## Short exercise:
Scan the entries below. List each line with "that".

## Records shown:
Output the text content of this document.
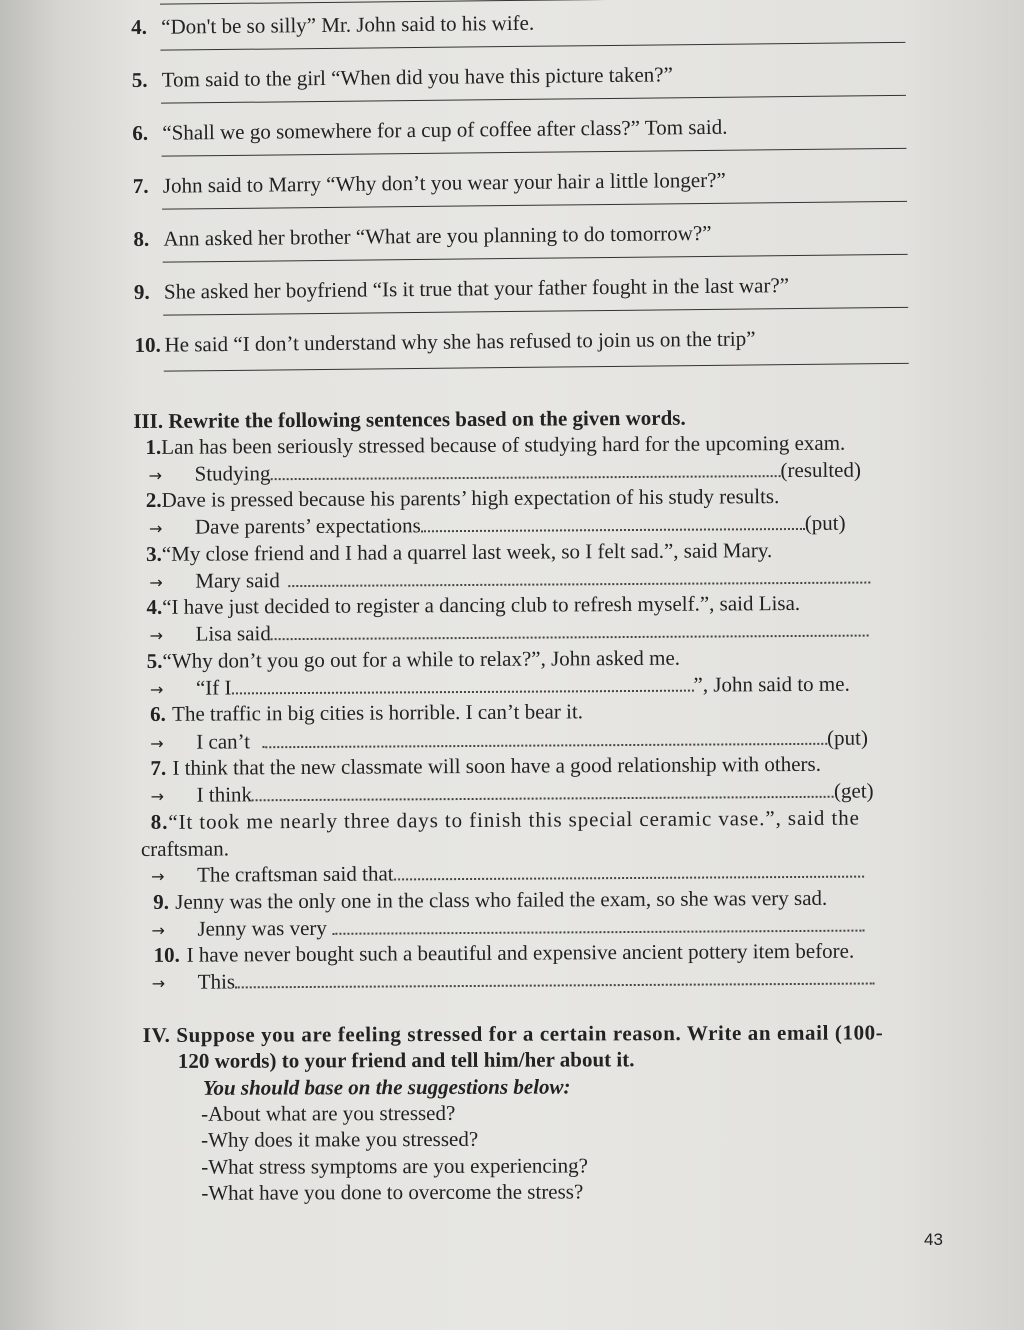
4. “Don't be so silly” Mr. John said to his wife.
5. Tom said to the girl “When did you have this picture taken?”
6. “Shall we go somewhere for a cup of coffee after class?” Tom said.
7. John said to Marry “Why don’t you wear your hair a little longer?”
8. Ann asked her brother “What are you planning to do tomorrow?”
9. She asked her boyfriend “Is it true that your father fought in the last war?”
10. He said “I don’t understand why she has refused to join us on the trip”
III. Rewrite the following sentences based on the given words.
1.Lan has been seriously stressed because of studying hard for the upcoming exam.
→ Studying	(resulted)
2.Dave is pressed because his parents’ high expectation of his study results.
→ Dave parents’ expectations	(put)
3.“My close friend and I had a quarrel last week, so I felt sad.”, said Mary.
→ Mary said
4.“I have just decided to register a dancing club to refresh myself.”, said Lisa.
→ Lisa said
5.“Why don’t you go out for a while to relax?”, John asked me.
→ “If I	”, John said to me.
6. The traffic in big cities is horrible. I can’t bear it.
→ I can’t	(put)
7. I think that the new classmate will soon have a good relationship with others.
→ I think	(get)
8.“It took me nearly three days to finish this special ceramic vase.”, said the
craftsman.
→ The craftsman said that
9. Jenny was the only one in the class who failed the exam, so she was very sad.
→ Jenny was very
10. I have never bought such a beautiful and expensive ancient pottery item before.
→ This
IV. Suppose you are feeling stressed for a certain reason. Write an email (100-
120 words) to your friend and tell him/her about it.
You should base on the suggestions below:
-About what are you stressed?
-Why does it make you stressed?
-What stress symptoms are you experiencing?
-What have you done to overcome the stress?
43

## Task solution:
9. She asked her boyfriend “Is it true that your father fought in the last war?”
7. I think that the new classmate will soon have a good relationship with others.
→ The craftsman said that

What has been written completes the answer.